Return the material exactly as supplied, apart from the pictures, which are omitted.

Saved data entries
###
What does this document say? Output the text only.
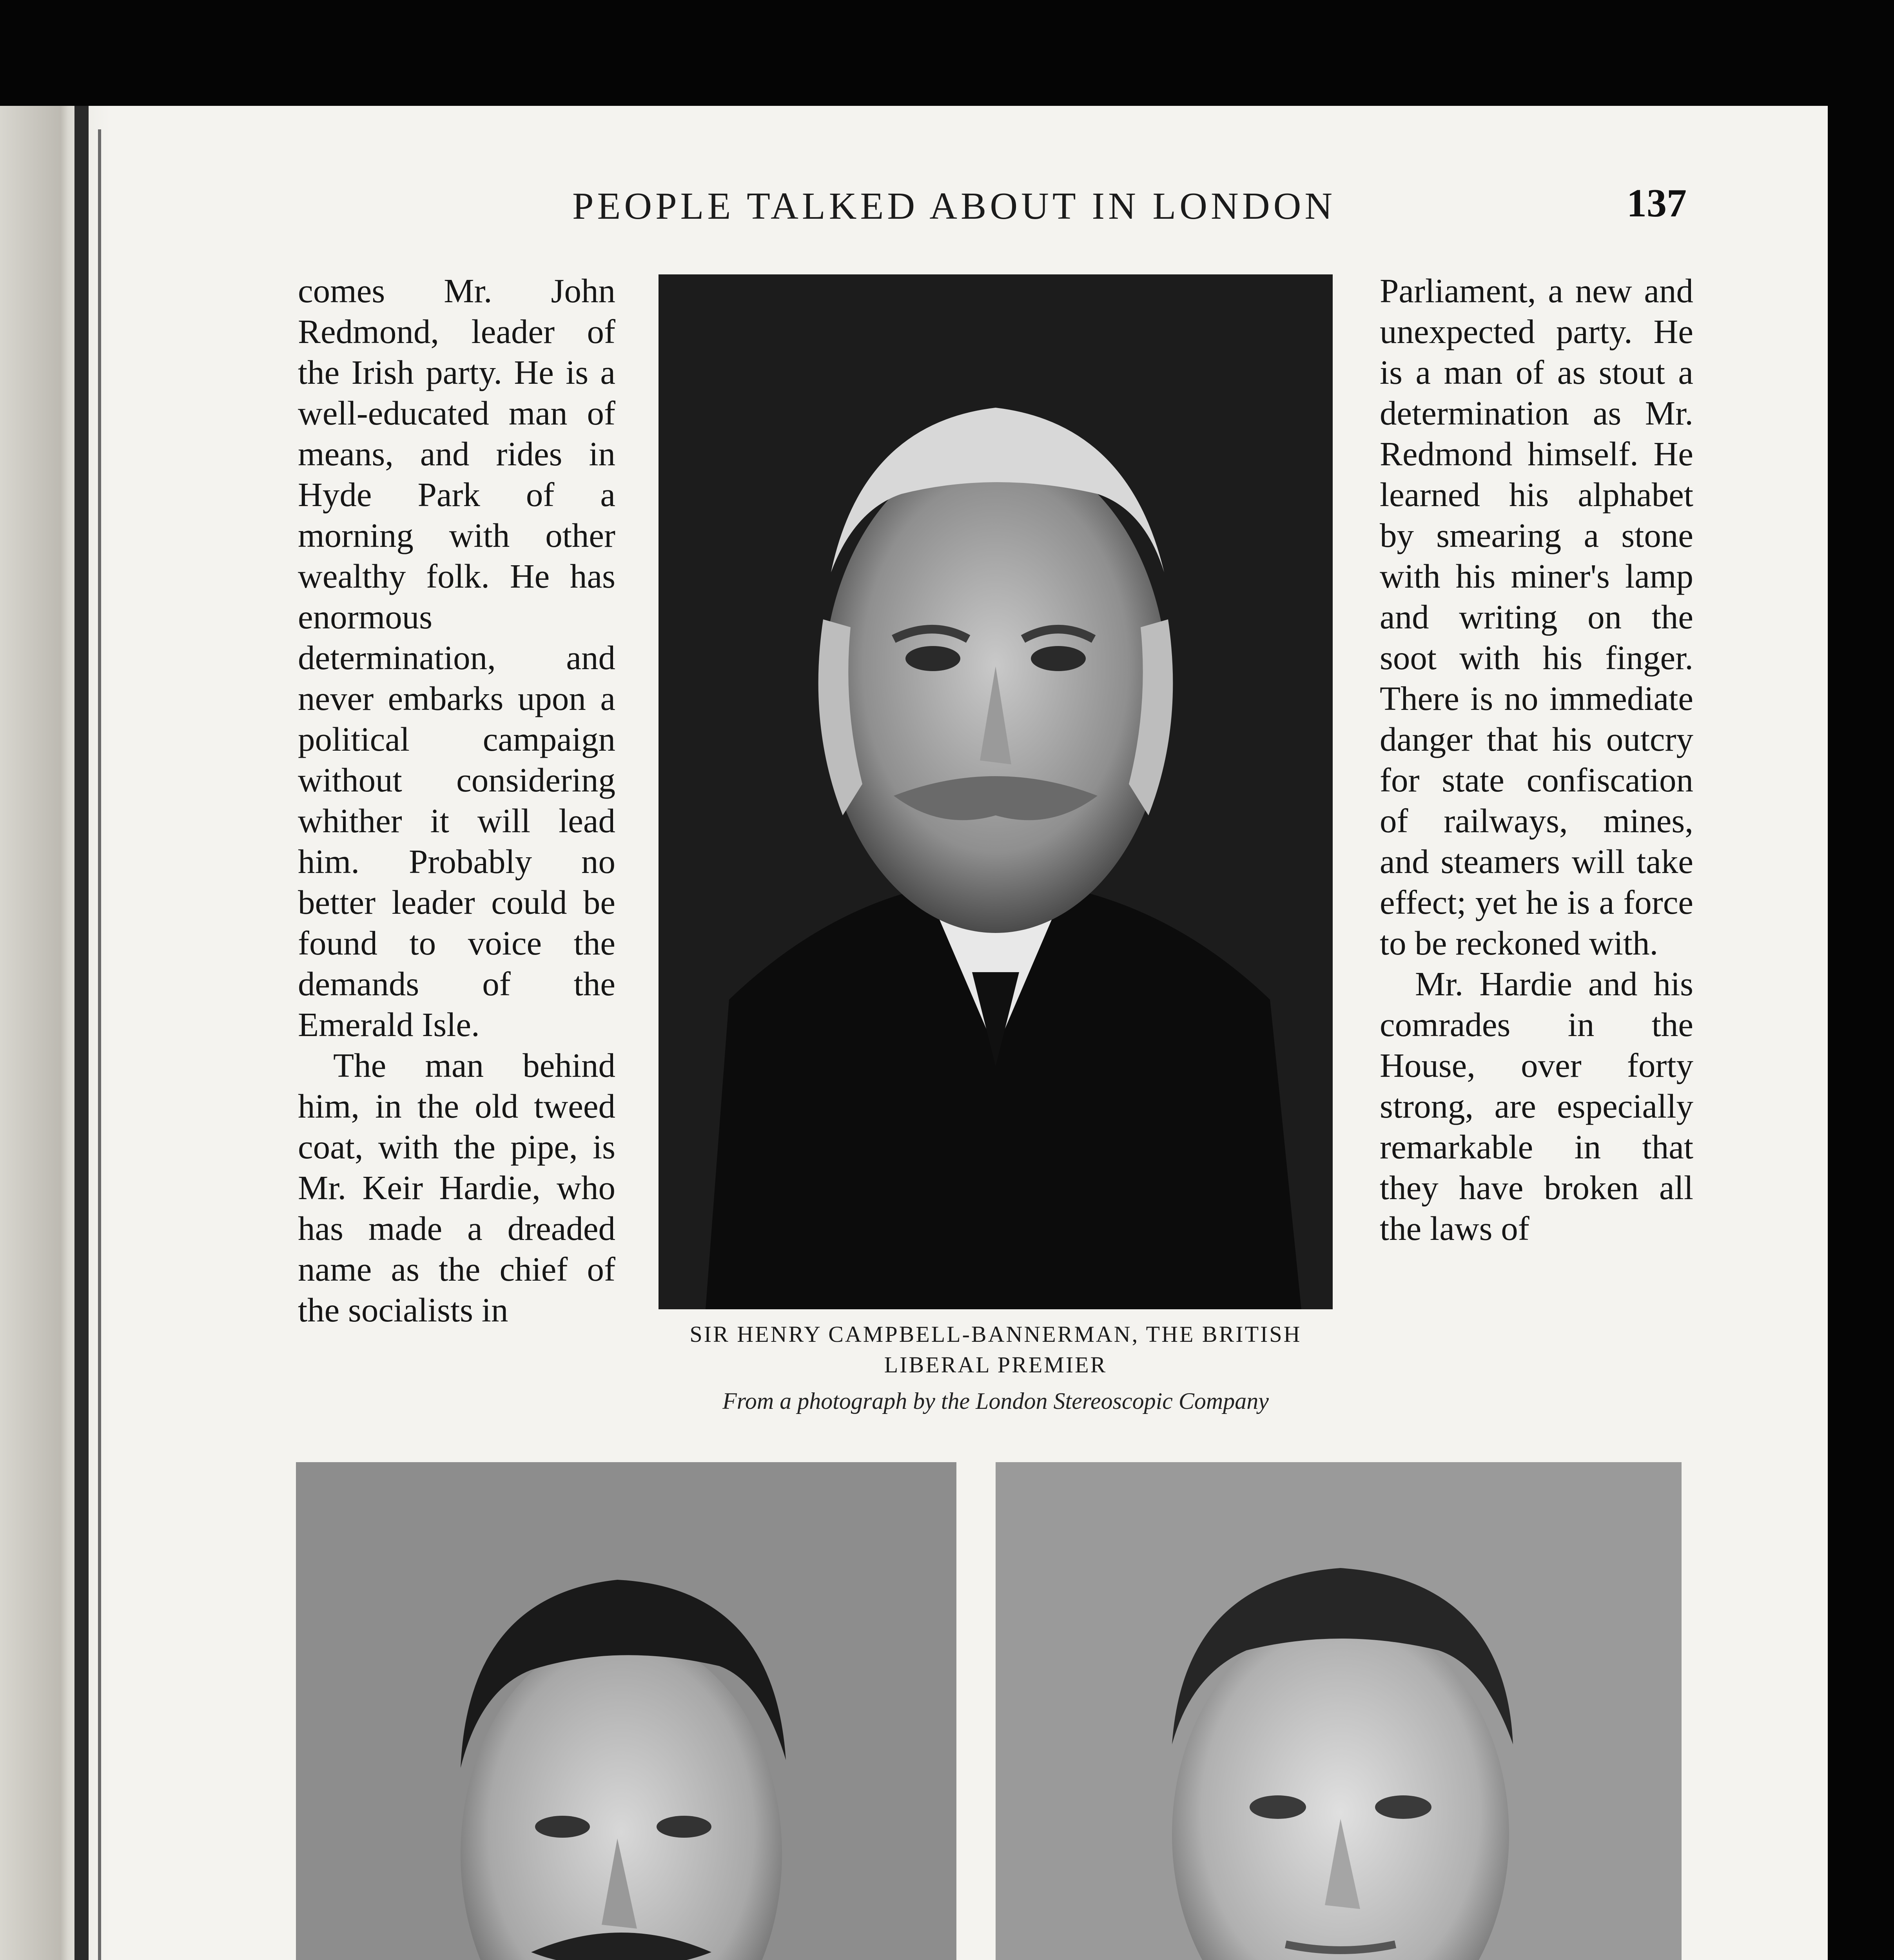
PEOPLE TALKED ABOUT IN LONDON	137

comes Mr. John Redmond, leader of the Irish party. He is a well-educated man of means, and rides in Hyde Park of a morning with other wealthy folk. He has enormous determination, and never embarks upon a political campaign without considering whither it will lead him. Probably no better leader could be found to voice the demands of the Emerald Isle.

The man behind him, in the old tweed coat, with the pipe, is Mr. Keir Hardie, who has made a dreaded name as the chief of the socialists in

Parliament, a new and unexpected party. He is a man of as stout a determination as Mr. Redmond himself. He learned his alphabet by smearing a stone with his miner's lamp and writing on the soot with his finger. There is no immediate danger that his outcry for state confiscation of railways, mines, and steamers will take effect; yet he is a force to be reckoned with.

Mr. Hardie and his comrades in the House, over forty strong, are especially remarkable in that they have broken all the laws of

SIR HENRY CAMPBELL-BANNERMAN, THE BRITISH LIBERAL PREMIER
From a photograph by the London Stereoscopic Company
###
_Expected answer:_
What does this document say? Output the text only.
PEOPLE TALKED ABOUT IN LONDON	137

comes Mr. John Redmond, leader of the Irish party. He is a well-educated man of means, and rides in Hyde Park of a morning with other wealthy folk. He has enormous determination, and never embarks upon a political campaign without considering whither it will lead him. Probably no better leader could be found to voice the demands of the Emerald Isle.

The man behind him, in the old tweed coat, with the pipe, is Mr. Keir Hardie, who has made a dreaded name as the chief of the socialists in

Parliament, a new and unexpected party. He is a man of as stout a determination as Mr. Redmond himself. He learned his alphabet by smearing a stone with his miner's lamp and writing on the soot with his finger. There is no immediate danger that his outcry for state confiscation of railways, mines, and steamers will take effect; yet he is a force to be reckoned with.

Mr. Hardie and his comrades in the House, over forty strong, are especially remarkable in that they have broken all the laws of

SIR HENRY CAMPBELL-BANNERMAN, THE BRITISH LIBERAL PREMIER
From a photograph by the London Stereoscopic Company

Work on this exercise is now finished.